* begin Data excerpts *
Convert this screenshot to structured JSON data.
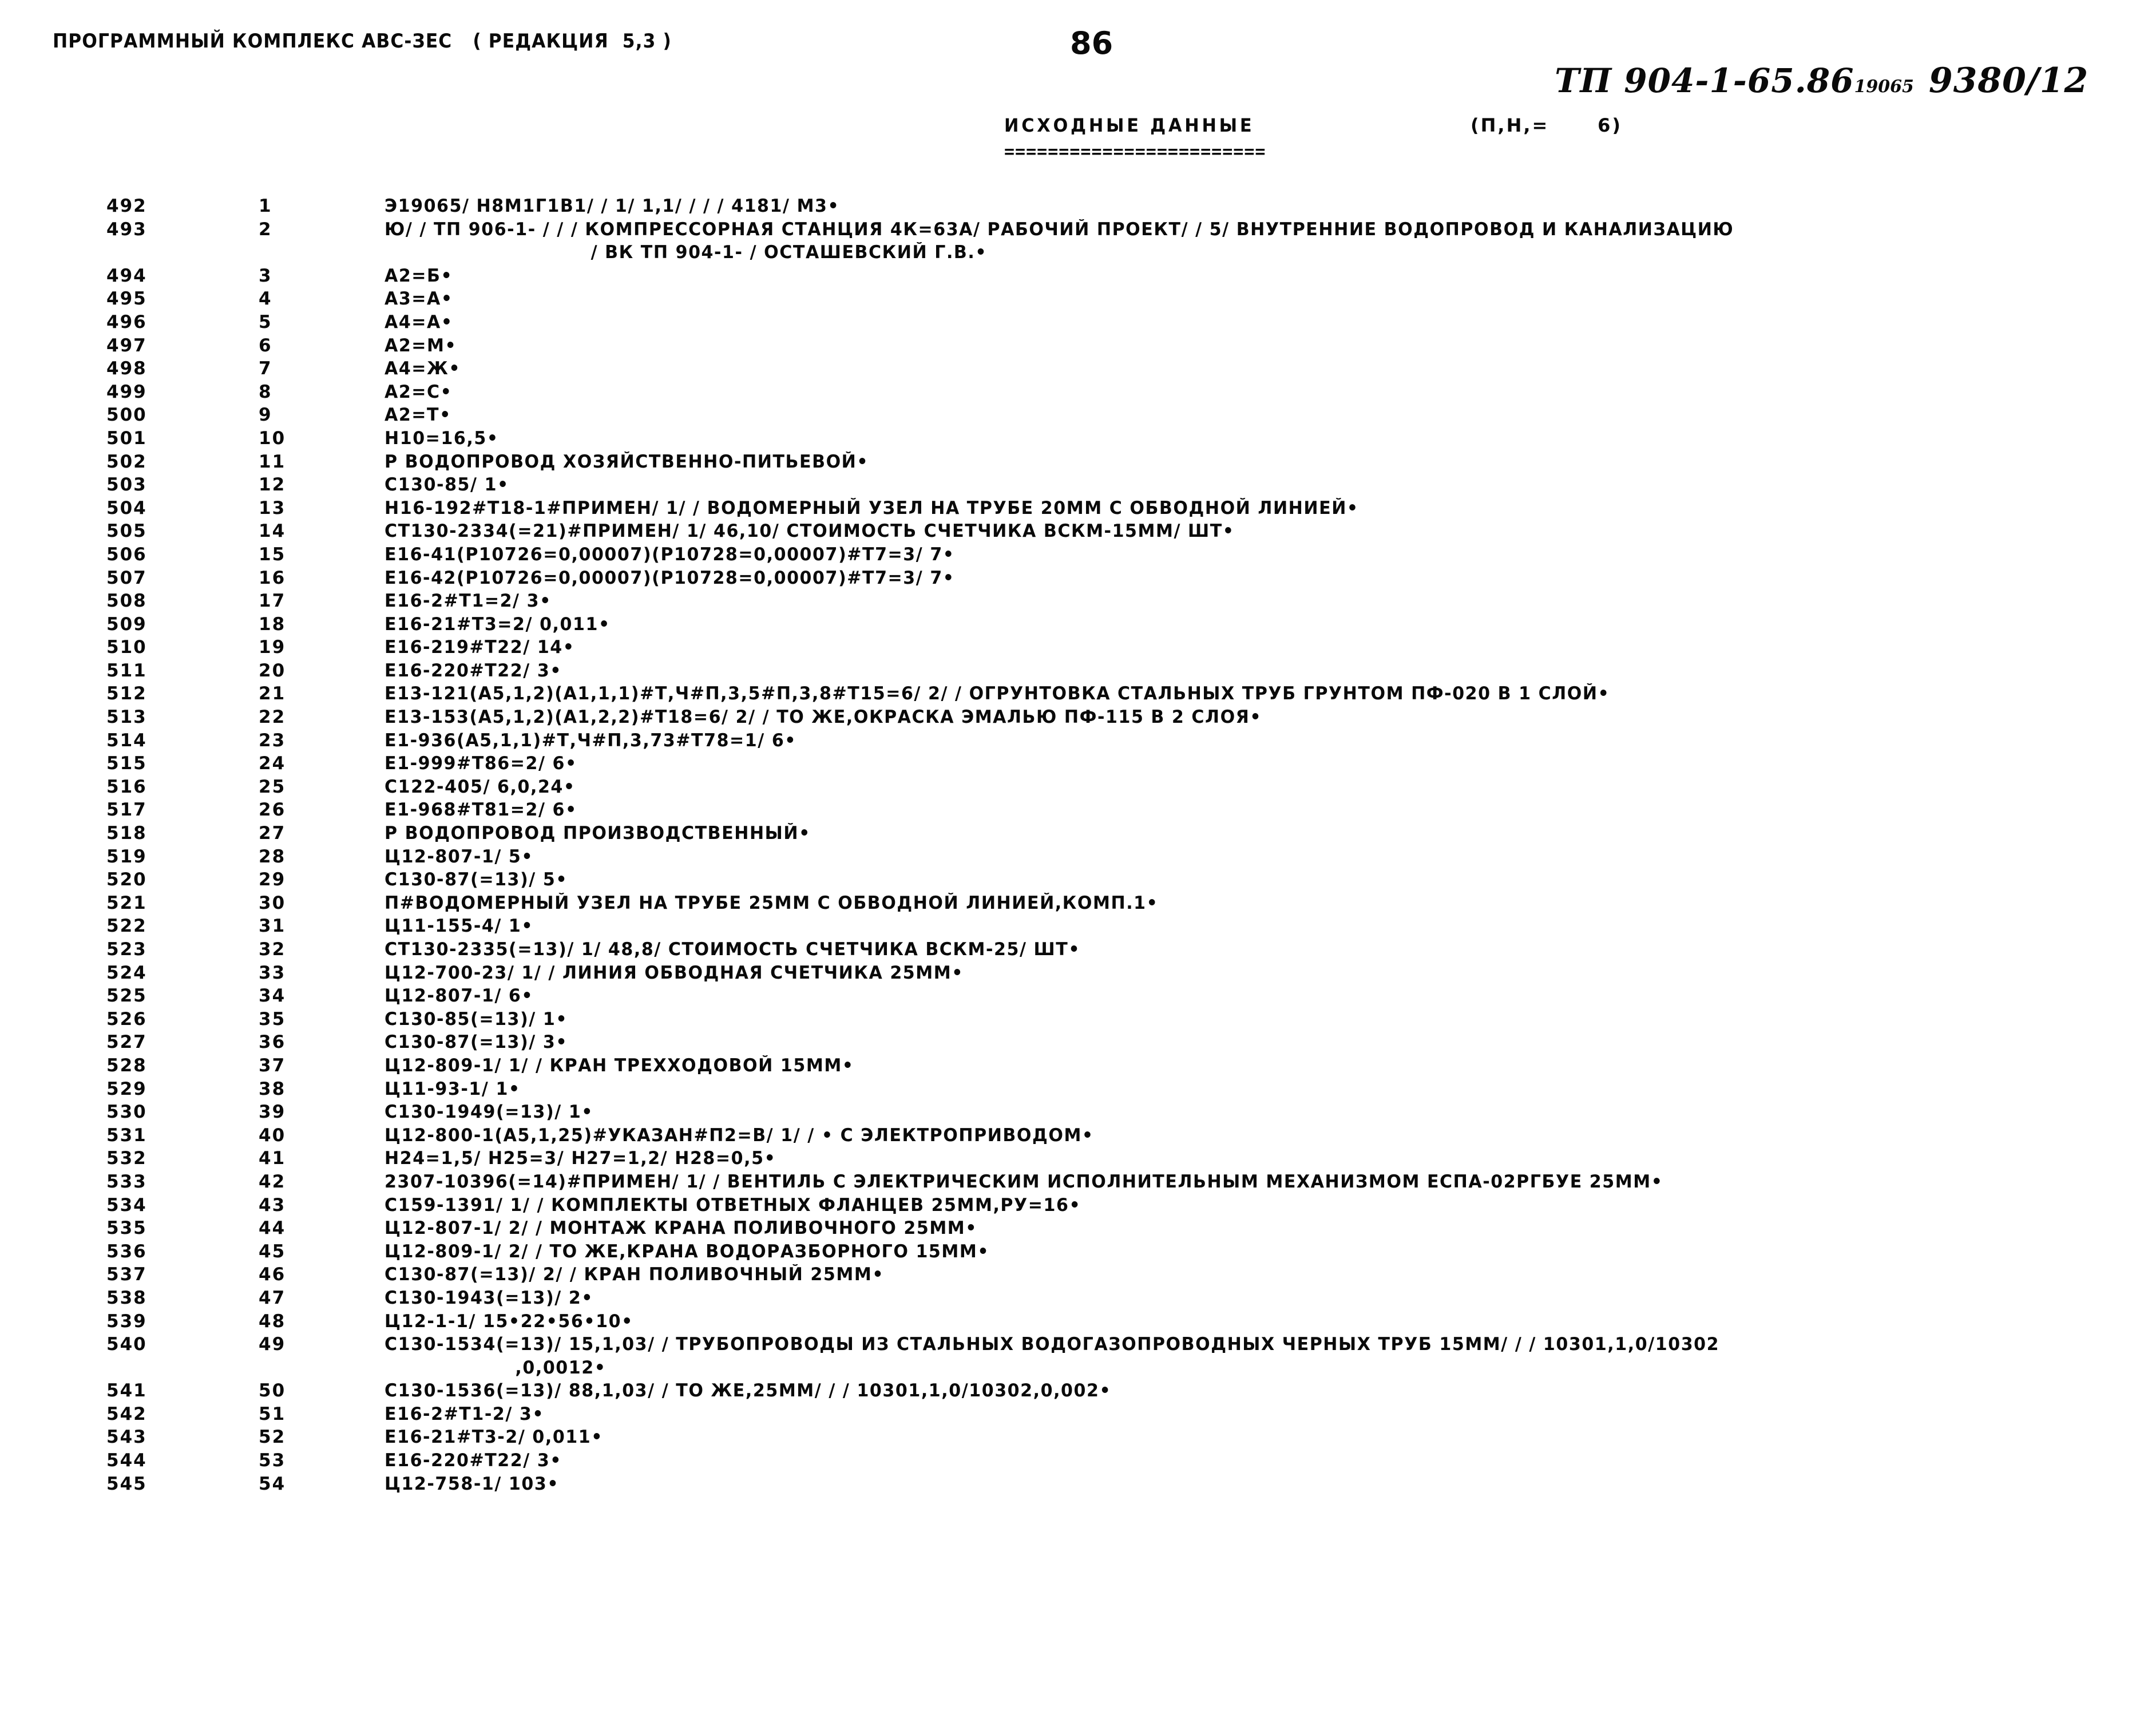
{
  "header": {
    "left": "ПРОГРАММНЫЙ КОМПЛЕКС АВС-ЗЕС   ( РЕДАКЦИЯ  5,3 )",
    "page_number": "86",
    "stamp_code": "ТП 904-1-65.86",
    "stamp_small": "19065",
    "stamp_lot": "9380/12"
  },
  "title": {
    "main": "ИСХОДНЫЕ ДАННЫЕ",
    "note": "(П,Н,=      6)",
    "rule": "========================"
  },
  "columns": {
    "seq_header": "",
    "num_header": "",
    "text_header": ""
  },
  "rows": [
    {
      "seq": "492",
      "num": "1",
      "text": "Э19065/ Н8М1Г1В1/ / 1/ 1,1/ / / / 4181/ М3•"
    },
    {
      "seq": "493",
      "num": "2",
      "text": "Ю/ / ТП 906-1- / / / КОМПРЕССОРНАЯ СТАНЦИЯ 4К=63А/ РАБОЧИЙ ПРОЕКТ/ / 5/ ВНУТРЕННИЕ ВОДОПРОВОД И КАНАЛИЗАЦИЮ"
    },
    {
      "seq": "",
      "num": "",
      "text": "                              / ВК ТП 904-1- / ОСТАШЕВСКИЙ Г.В.•",
      "cont": true
    },
    {
      "seq": "494",
      "num": "3",
      "text": "А2=Б•"
    },
    {
      "seq": "495",
      "num": "4",
      "text": "А3=А•"
    },
    {
      "seq": "496",
      "num": "5",
      "text": "А4=А•"
    },
    {
      "seq": "497",
      "num": "6",
      "text": "А2=М•"
    },
    {
      "seq": "498",
      "num": "7",
      "text": "А4=Ж•"
    },
    {
      "seq": "499",
      "num": "8",
      "text": "А2=С•"
    },
    {
      "seq": "500",
      "num": "9",
      "text": "А2=Т•"
    },
    {
      "seq": "501",
      "num": "10",
      "text": "Н10=16,5•"
    },
    {
      "seq": "502",
      "num": "11",
      "text": "Р ВОДОПРОВОД ХОЗЯЙСТВЕННО-ПИТЬЕВОЙ•"
    },
    {
      "seq": "503",
      "num": "12",
      "text": "С130-85/ 1•"
    },
    {
      "seq": "504",
      "num": "13",
      "text": "Н16-192#Т18-1#ПРИМЕН/ 1/ / ВОДОМЕРНЫЙ УЗЕЛ НА ТРУБЕ 20ММ С ОБВОДНОЙ ЛИНИЕЙ•"
    },
    {
      "seq": "505",
      "num": "14",
      "text": "СТ130-2334(=21)#ПРИМЕН/ 1/ 46,10/ СТОИМОСТЬ СЧЕТЧИКА ВСКМ-15ММ/ ШТ•"
    },
    {
      "seq": "506",
      "num": "15",
      "text": "Е16-41(Р10726=0,00007)(Р10728=0,00007)#Т7=3/ 7•"
    },
    {
      "seq": "507",
      "num": "16",
      "text": "Е16-42(Р10726=0,00007)(Р10728=0,00007)#Т7=3/ 7•"
    },
    {
      "seq": "508",
      "num": "17",
      "text": "Е16-2#Т1=2/ 3•"
    },
    {
      "seq": "509",
      "num": "18",
      "text": "Е16-21#Т3=2/ 0,011•"
    },
    {
      "seq": "510",
      "num": "19",
      "text": "Е16-219#Т22/ 14•"
    },
    {
      "seq": "511",
      "num": "20",
      "text": "Е16-220#Т22/ 3•"
    },
    {
      "seq": "512",
      "num": "21",
      "text": "Е13-121(А5,1,2)(А1,1,1)#Т,Ч#П,3,5#П,3,8#Т15=6/ 2/ / ОГРУНТОВКА СТАЛЬНЫХ ТРУБ ГРУНТОМ ПФ-020 В 1 СЛОЙ•"
    },
    {
      "seq": "513",
      "num": "22",
      "text": "Е13-153(А5,1,2)(А1,2,2)#Т18=6/ 2/ / ТО ЖЕ,ОКРАСКА ЭМАЛЬЮ ПФ-115 В 2 СЛОЯ•"
    },
    {
      "seq": "514",
      "num": "23",
      "text": "Е1-936(А5,1,1)#Т,Ч#П,3,73#Т78=1/ 6•"
    },
    {
      "seq": "515",
      "num": "24",
      "text": "Е1-999#Т86=2/ 6•"
    },
    {
      "seq": "516",
      "num": "25",
      "text": "С122-405/ 6,0,24•"
    },
    {
      "seq": "517",
      "num": "26",
      "text": "Е1-968#Т81=2/ 6•"
    },
    {
      "seq": "518",
      "num": "27",
      "text": "Р ВОДОПРОВОД ПРОИЗВОДСТВЕННЫЙ•"
    },
    {
      "seq": "519",
      "num": "28",
      "text": "Ц12-807-1/ 5•"
    },
    {
      "seq": "520",
      "num": "29",
      "text": "С130-87(=13)/ 5•"
    },
    {
      "seq": "521",
      "num": "30",
      "text": "П#ВОДОМЕРНЫЙ УЗЕЛ НА ТРУБЕ 25ММ С ОБВОДНОЙ ЛИНИЕЙ,КОМП.1•"
    },
    {
      "seq": "522",
      "num": "31",
      "text": "Ц11-155-4/ 1•"
    },
    {
      "seq": "523",
      "num": "32",
      "text": "СТ130-2335(=13)/ 1/ 48,8/ СТОИМОСТЬ СЧЕТЧИКА ВСКМ-25/ ШТ•"
    },
    {
      "seq": "524",
      "num": "33",
      "text": "Ц12-700-23/ 1/ / ЛИНИЯ ОБВОДНАЯ СЧЕТЧИКА 25ММ•"
    },
    {
      "seq": "525",
      "num": "34",
      "text": "Ц12-807-1/ 6•"
    },
    {
      "seq": "526",
      "num": "35",
      "text": "С130-85(=13)/ 1•"
    },
    {
      "seq": "527",
      "num": "36",
      "text": "С130-87(=13)/ 3•"
    },
    {
      "seq": "528",
      "num": "37",
      "text": "Ц12-809-1/ 1/ / КРАН ТРЕХХОДОВОЙ 15ММ•"
    },
    {
      "seq": "529",
      "num": "38",
      "text": "Ц11-93-1/ 1•"
    },
    {
      "seq": "530",
      "num": "39",
      "text": "С130-1949(=13)/ 1•"
    },
    {
      "seq": "531",
      "num": "40",
      "text": "Ц12-800-1(А5,1,25)#УКАЗАН#П2=В/ 1/ / • С ЭЛЕКТРОПРИВОДОМ•"
    },
    {
      "seq": "532",
      "num": "41",
      "text": "Н24=1,5/ Н25=3/ Н27=1,2/ Н28=0,5•"
    },
    {
      "seq": "533",
      "num": "42",
      "text": "2307-10396(=14)#ПРИМЕН/ 1/ / ВЕНТИЛЬ С ЭЛЕКТРИЧЕСКИМ ИСПОЛНИТЕЛЬНЫМ МЕХАНИЗМОМ ЕСПА-02РГБУЕ 25ММ•"
    },
    {
      "seq": "534",
      "num": "43",
      "text": "С159-1391/ 1/ / КОМПЛЕКТЫ ОТВЕТНЫХ ФЛАНЦЕВ 25ММ,РУ=16•"
    },
    {
      "seq": "535",
      "num": "44",
      "text": "Ц12-807-1/ 2/ / МОНТАЖ КРАНА ПОЛИВОЧНОГО 25ММ•"
    },
    {
      "seq": "536",
      "num": "45",
      "text": "Ц12-809-1/ 2/ / ТО ЖЕ,КРАНА ВОДОРАЗБОРНОГО 15ММ•"
    },
    {
      "seq": "537",
      "num": "46",
      "text": "С130-87(=13)/ 2/ / КРАН ПОЛИВОЧНЫЙ 25ММ•"
    },
    {
      "seq": "538",
      "num": "47",
      "text": "С130-1943(=13)/ 2•"
    },
    {
      "seq": "539",
      "num": "48",
      "text": "Ц12-1-1/ 15•22•56•10•"
    },
    {
      "seq": "540",
      "num": "49",
      "text": "С130-1534(=13)/ 15,1,03/ / ТРУБОПРОВОДЫ ИЗ СТАЛЬНЫХ ВОДОГАЗОПРОВОДНЫХ ЧЕРНЫХ ТРУБ 15ММ/ / / 10301,1,0/10302"
    },
    {
      "seq": "",
      "num": "",
      "text": "                   ,0,0012•",
      "cont": true
    },
    {
      "seq": "541",
      "num": "50",
      "text": "С130-1536(=13)/ 88,1,03/ / ТО ЖЕ,25ММ/ / / 10301,1,0/10302,0,002•"
    },
    {
      "seq": "542",
      "num": "51",
      "text": "Е16-2#Т1-2/ 3•"
    },
    {
      "seq": "543",
      "num": "52",
      "text": "Е16-21#Т3-2/ 0,011•"
    },
    {
      "seq": "544",
      "num": "53",
      "text": "Е16-220#Т22/ 3•"
    },
    {
      "seq": "545",
      "num": "54",
      "text": "Ц12-758-1/ 103•"
    }
  ]
}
* end Data excerpts *
| Task description |
Tally how many lines of the material contain the word "ЛИНИЕЙ". The answer must be the number and nothing else.

| Finished exercise |
2